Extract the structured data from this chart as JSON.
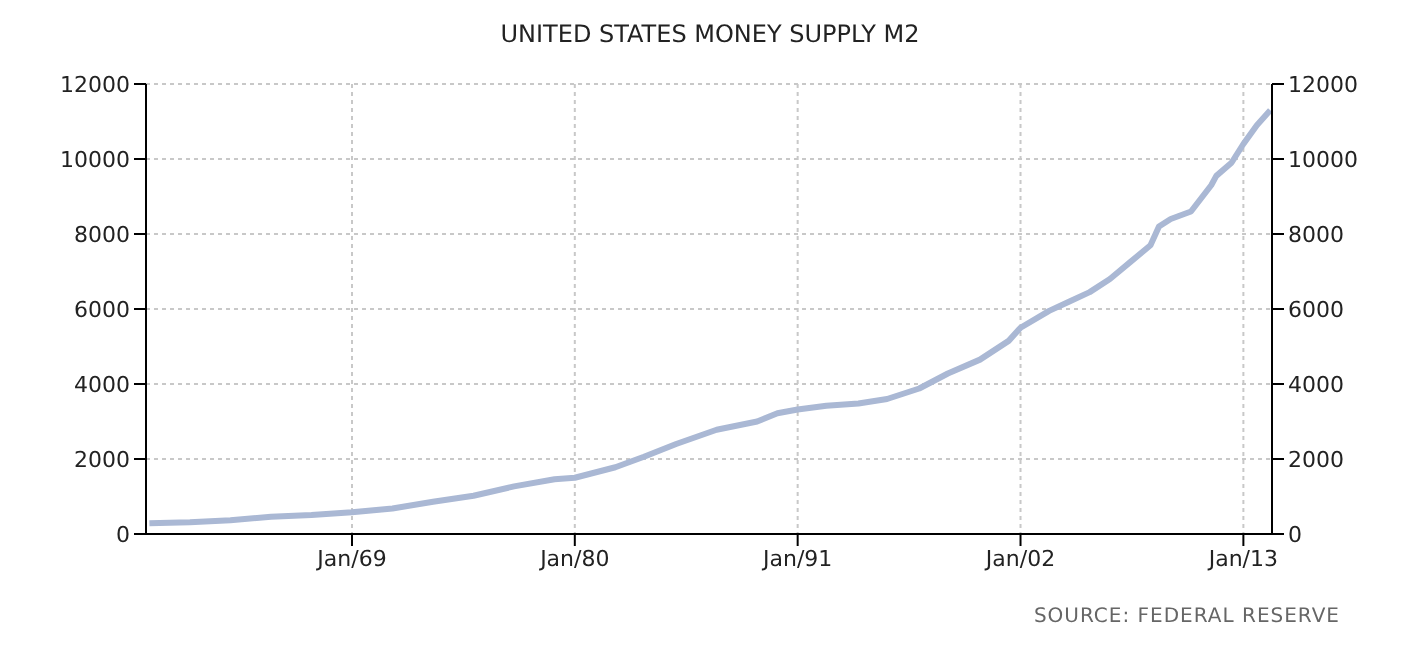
{
  "chart_data": {
    "type": "line",
    "title": "UNITED STATES MONEY SUPPLY M2",
    "annotations": [
      "SOURCE: FEDERAL RESERVE"
    ],
    "x": [
      "1959-01",
      "1961-01",
      "1963-01",
      "1965-01",
      "1967-01",
      "1969-01",
      "1971-01",
      "1973-01",
      "1975-01",
      "1977-01",
      "1979-01",
      "1980-01",
      "1982-01",
      "1983-06",
      "1985-01",
      "1987-01",
      "1989-01",
      "1990-01",
      "1991-01",
      "1992-06",
      "1994-01",
      "1995-06",
      "1997-01",
      "1998-06",
      "2000-01",
      "2001-06",
      "2002-01",
      "2003-06",
      "2004-06",
      "2005-06",
      "2006-06",
      "2007-06",
      "2008-06",
      "2008-11",
      "2009-06",
      "2010-06",
      "2011-06",
      "2011-09",
      "2012-06",
      "2013-01",
      "2013-09",
      "2014-05"
    ],
    "series": [
      {
        "color": "#aab8d4",
        "values": [
          290,
          315,
          365,
          460,
          505,
          580,
          680,
          860,
          1020,
          1270,
          1460,
          1500,
          1780,
          2060,
          2400,
          2780,
          3000,
          3220,
          3320,
          3420,
          3480,
          3600,
          3880,
          4280,
          4650,
          5150,
          5500,
          5950,
          6200,
          6450,
          6800,
          7250,
          7700,
          8200,
          8400,
          8600,
          9300,
          9550,
          9900,
          10400,
          10900,
          11300
        ]
      }
    ],
    "xlim": [
      "1958-11",
      "2014-06"
    ],
    "xticks": [
      {
        "value": "1969-01",
        "label": "Jan/69"
      },
      {
        "value": "1980-01",
        "label": "Jan/80"
      },
      {
        "value": "1991-01",
        "label": "Jan/91"
      },
      {
        "value": "2002-01",
        "label": "Jan/02"
      },
      {
        "value": "2013-01",
        "label": "Jan/13"
      }
    ],
    "ylim": [
      0,
      12000
    ],
    "yticks": [
      0,
      2000,
      4000,
      6000,
      8000,
      10000,
      12000
    ],
    "y2lim": [
      0,
      12000
    ],
    "y2ticks": [
      0,
      2000,
      4000,
      6000,
      8000,
      10000,
      12000
    ],
    "grid": true,
    "legend": false,
    "marker": "none",
    "line_style": "solid"
  }
}
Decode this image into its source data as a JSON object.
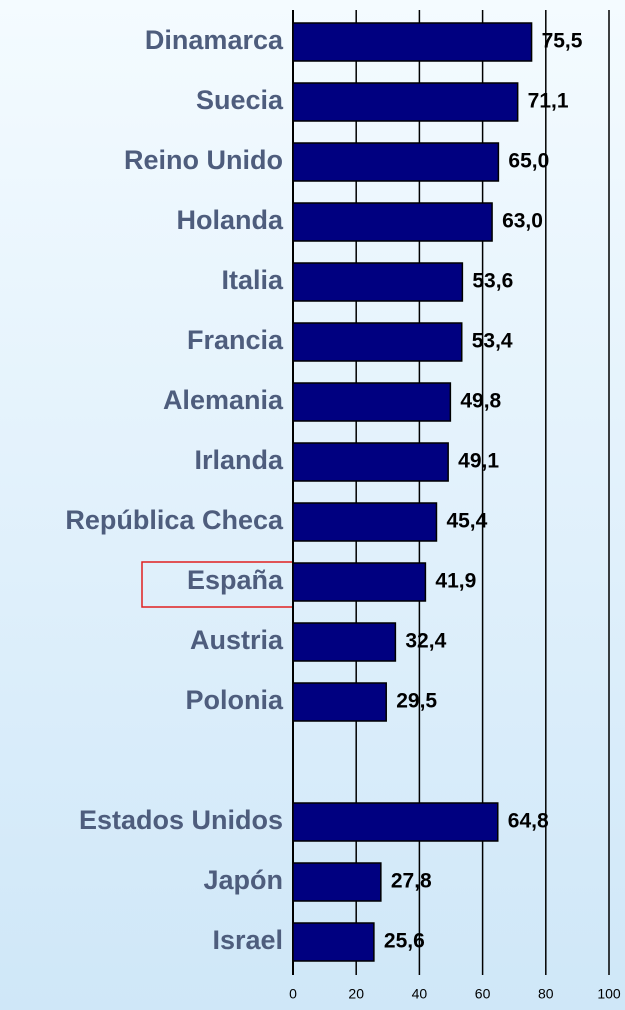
{
  "chart_data": {
    "type": "bar",
    "orientation": "horizontal",
    "categories": [
      "Dinamarca",
      "Suecia",
      "Reino Unido",
      "Holanda",
      "Italia",
      "Francia",
      "Alemania",
      "Irlanda",
      "República Checa",
      "España",
      "Austria",
      "Polonia",
      null,
      "Estados Unidos",
      "Japón",
      "Israel"
    ],
    "values": [
      75.5,
      71.1,
      65.0,
      63.0,
      53.6,
      53.4,
      49.8,
      49.1,
      45.4,
      41.9,
      32.4,
      29.5,
      null,
      64.8,
      27.8,
      25.6
    ],
    "value_labels": [
      "75,5",
      "71,1",
      "65,0",
      "63,0",
      "53,6",
      "53,4",
      "49,8",
      "49,1",
      "45,4",
      "41,9",
      "32,4",
      "29,5",
      null,
      "64,8",
      "27,8",
      "25,6"
    ],
    "color": "#000080",
    "xlim": [
      0,
      100
    ],
    "xticks": [
      0,
      20,
      40,
      60,
      80,
      100
    ],
    "grid": true
  }
}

| What you have to do |
Print each entry shown above with exact wording and no pictures.

| The answer |
Extract the structured data from this chart as JSON.
{
  "chart_data": {
    "type": "line",
    "title": "UNITED STATES MONEY SUPPLY M2",
    "annotations": [
      "SOURCE: FEDERAL RESERVE"
    ],
    "x": [
      "1959-01",
      "1961-01",
      "1963-01",
      "1965-01",
      "1967-01",
      "1969-01",
      "1971-01",
      "1973-01",
      "1975-01",
      "1977-01",
      "1979-01",
      "1980-01",
      "1982-01",
      "1983-06",
      "1985-01",
      "1987-01",
      "1989-01",
      "1990-01",
      "1991-01",
      "1992-06",
      "1994-01",
      "1995-06",
      "1997-01",
      "1998-06",
      "2000-01",
      "2001-06",
      "2002-01",
      "2003-06",
      "2004-06",
      "2005-06",
      "2006-06",
      "2007-06",
      "2008-06",
      "2008-11",
      "2009-06",
      "2010-06",
      "2011-06",
      "2011-09",
      "2012-06",
      "2013-01",
      "2013-09",
      "2014-05"
    ],
    "series": [
      {
        "color": "#aab8d4",
        "values": [
          290,
          315,
          365,
          460,
          505,
          580,
          680,
          860,
          1020,
          1270,
          1460,
          1500,
          1780,
          2060,
          2400,
          2780,
          3000,
          3220,
          3320,
          3420,
          3480,
          3600,
          3880,
          4280,
          4650,
          5150,
          5500,
          5950,
          6200,
          6450,
          6800,
          7250,
          7700,
          8200,
          8400,
          8600,
          9300,
          9550,
          9900,
          10400,
          10900,
          11300
        ]
      }
    ],
    "xlim": [
      "1958-11",
      "2014-06"
    ],
    "xticks": [
      {
        "value": "1969-01",
        "label": "Jan/69"
      },
      {
        "value": "1980-01",
        "label": "Jan/80"
      },
      {
        "value": "1991-01",
        "label": "Jan/91"
      },
      {
        "value": "2002-01",
        "label": "Jan/02"
      },
      {
        "value": "2013-01",
        "label": "Jan/13"
      }
    ],
    "ylim": [
      0,
      12000
    ],
    "yticks": [
      0,
      2000,
      4000,
      6000,
      8000,
      10000,
      12000
    ],
    "y2lim": [
      0,
      12000
    ],
    "y2ticks": [
      0,
      2000,
      4000,
      6000,
      8000,
      10000,
      12000
    ],
    "grid": true,
    "legend": false,
    "marker": "none",
    "line_style": "solid"
  }
}
Decode this image into its source data as a JSON object.
{
  "chart_data": {
    "type": "bar",
    "orientation": "horizontal",
    "categories": [
      "Dinamarca",
      "Suecia",
      "Reino Unido",
      "Holanda",
      "Italia",
      "Francia",
      "Alemania",
      "Irlanda",
      "República Checa",
      "España",
      "Austria",
      "Polonia",
      null,
      "Estados Unidos",
      "Japón",
      "Israel"
    ],
    "values": [
      75.5,
      71.1,
      65.0,
      63.0,
      53.6,
      53.4,
      49.8,
      49.1,
      45.4,
      41.9,
      32.4,
      29.5,
      null,
      64.8,
      27.8,
      25.6
    ],
    "value_labels": [
      "75,5",
      "71,1",
      "65,0",
      "63,0",
      "53,6",
      "53,4",
      "49,8",
      "49,1",
      "45,4",
      "41,9",
      "32,4",
      "29,5",
      null,
      "64,8",
      "27,8",
      "25,6"
    ],
    "color": "#000080",
    "xlim": [
      0,
      100
    ],
    "xticks": [
      0,
      20,
      40,
      60,
      80,
      100
    ],
    "grid": true
  }
}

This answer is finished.